REQUIRED TASK ▸
Transcribe all records exactly.

GIVEN DATA ▸

────────

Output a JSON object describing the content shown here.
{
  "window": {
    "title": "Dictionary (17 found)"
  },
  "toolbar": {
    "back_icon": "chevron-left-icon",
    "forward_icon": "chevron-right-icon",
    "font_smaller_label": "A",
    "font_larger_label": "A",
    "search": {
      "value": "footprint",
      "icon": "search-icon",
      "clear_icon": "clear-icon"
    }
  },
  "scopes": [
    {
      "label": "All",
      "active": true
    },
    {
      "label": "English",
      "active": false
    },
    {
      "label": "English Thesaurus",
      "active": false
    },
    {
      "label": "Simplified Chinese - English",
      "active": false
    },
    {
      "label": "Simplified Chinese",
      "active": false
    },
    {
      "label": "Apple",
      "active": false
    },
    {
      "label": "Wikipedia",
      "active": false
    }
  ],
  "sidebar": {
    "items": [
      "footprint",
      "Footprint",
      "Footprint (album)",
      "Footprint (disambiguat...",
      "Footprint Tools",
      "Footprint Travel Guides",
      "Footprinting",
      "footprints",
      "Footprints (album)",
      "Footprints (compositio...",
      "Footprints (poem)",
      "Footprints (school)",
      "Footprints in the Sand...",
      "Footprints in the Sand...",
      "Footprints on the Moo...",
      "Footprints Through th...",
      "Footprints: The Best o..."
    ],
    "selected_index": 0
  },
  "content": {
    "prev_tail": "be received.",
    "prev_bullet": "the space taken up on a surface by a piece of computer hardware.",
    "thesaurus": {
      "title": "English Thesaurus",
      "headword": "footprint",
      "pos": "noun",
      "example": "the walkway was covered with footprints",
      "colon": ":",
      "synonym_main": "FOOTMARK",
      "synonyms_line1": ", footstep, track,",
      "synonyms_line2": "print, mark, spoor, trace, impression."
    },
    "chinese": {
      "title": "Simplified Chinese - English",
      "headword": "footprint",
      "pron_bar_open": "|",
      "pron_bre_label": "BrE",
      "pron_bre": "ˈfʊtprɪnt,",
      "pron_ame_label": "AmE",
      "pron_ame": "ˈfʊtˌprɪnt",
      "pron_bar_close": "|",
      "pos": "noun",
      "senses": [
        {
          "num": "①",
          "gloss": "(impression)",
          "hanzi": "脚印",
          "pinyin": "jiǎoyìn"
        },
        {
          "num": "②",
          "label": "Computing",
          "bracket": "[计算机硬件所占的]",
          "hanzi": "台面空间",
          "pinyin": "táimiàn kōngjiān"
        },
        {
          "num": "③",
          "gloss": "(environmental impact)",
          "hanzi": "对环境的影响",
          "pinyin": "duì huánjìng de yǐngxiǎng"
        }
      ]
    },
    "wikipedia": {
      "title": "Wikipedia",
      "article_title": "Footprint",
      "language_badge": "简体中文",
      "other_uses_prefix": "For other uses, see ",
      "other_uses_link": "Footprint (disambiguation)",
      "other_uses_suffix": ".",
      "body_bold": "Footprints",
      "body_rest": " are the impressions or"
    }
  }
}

────────

EXERCISE SOLUTION ▸
Output a JSON object describing the content shown here.
{
  "window": {
    "title": "Dictionary (17 found)"
  },
  "toolbar": {
    "back_icon": "chevron-left-icon",
    "forward_icon": "chevron-right-icon",
    "font_smaller_label": "A",
    "font_larger_label": "A",
    "search": {
      "value": "footprint",
      "icon": "search-icon",
      "clear_icon": "clear-icon"
    }
  },
  "scopes": [
    {
      "label": "All",
      "active": true
    },
    {
      "label": "English",
      "active": false
    },
    {
      "label": "English Thesaurus",
      "active": false
    },
    {
      "label": "Simplified Chinese - English",
      "active": false
    },
    {
      "label": "Simplified Chinese",
      "active": false
    },
    {
      "label": "Apple",
      "active": false
    },
    {
      "label": "Wikipedia",
      "active": false
    }
  ],
  "sidebar": {
    "items": [
      "footprint",
      "Footprint",
      "Footprint (album)",
      "Footprint (disambiguat...",
      "Footprint Tools",
      "Footprint Travel Guides",
      "Footprinting",
      "footprints",
      "Footprints (album)",
      "Footprints (compositio...",
      "Footprints (poem)",
      "Footprints (school)",
      "Footprints in the Sand...",
      "Footprints in the Sand...",
      "Footprints on the Moo...",
      "Footprints Through th...",
      "Footprints: The Best o..."
    ],
    "selected_index": 0
  },
  "content": {
    "prev_tail": "be received.",
    "prev_bullet": "the space taken up on a surface by a piece of computer hardware.",
    "thesaurus": {
      "title": "English Thesaurus",
      "headword": "footprint",
      "pos": "noun",
      "example": "the walkway was covered with footprints",
      "colon": ":",
      "synonym_main": "FOOTMARK",
      "synonyms_line1": ", footstep, track,",
      "synonyms_line2": "print, mark, spoor, trace, impression."
    },
    "chinese": {
      "title": "Simplified Chinese - English",
      "headword": "footprint",
      "pron_bar_open": "|",
      "pron_bre_label": "BrE",
      "pron_bre": "ˈfʊtprɪnt,",
      "pron_ame_label": "AmE",
      "pron_ame": "ˈfʊtˌprɪnt",
      "pron_bar_close": "|",
      "pos": "noun",
      "senses": [
        {
          "num": "①",
          "gloss": "(impression)",
          "hanzi": "脚印",
          "pinyin": "jiǎoyìn"
        },
        {
          "num": "②",
          "label": "Computing",
          "bracket": "[计算机硬件所占的]",
          "hanzi": "台面空间",
          "pinyin": "táimiàn kōngjiān"
        },
        {
          "num": "③",
          "gloss": "(environmental impact)",
          "hanzi": "对环境的影响",
          "pinyin": "duì huánjìng de yǐngxiǎng"
        }
      ]
    },
    "wikipedia": {
      "title": "Wikipedia",
      "article_title": "Footprint",
      "language_badge": "简体中文",
      "other_uses_prefix": "For other uses, see ",
      "other_uses_link": "Footprint (disambiguation)",
      "other_uses_suffix": ".",
      "body_bold": "Footprints",
      "body_rest": " are the impressions or"
    }
  }
}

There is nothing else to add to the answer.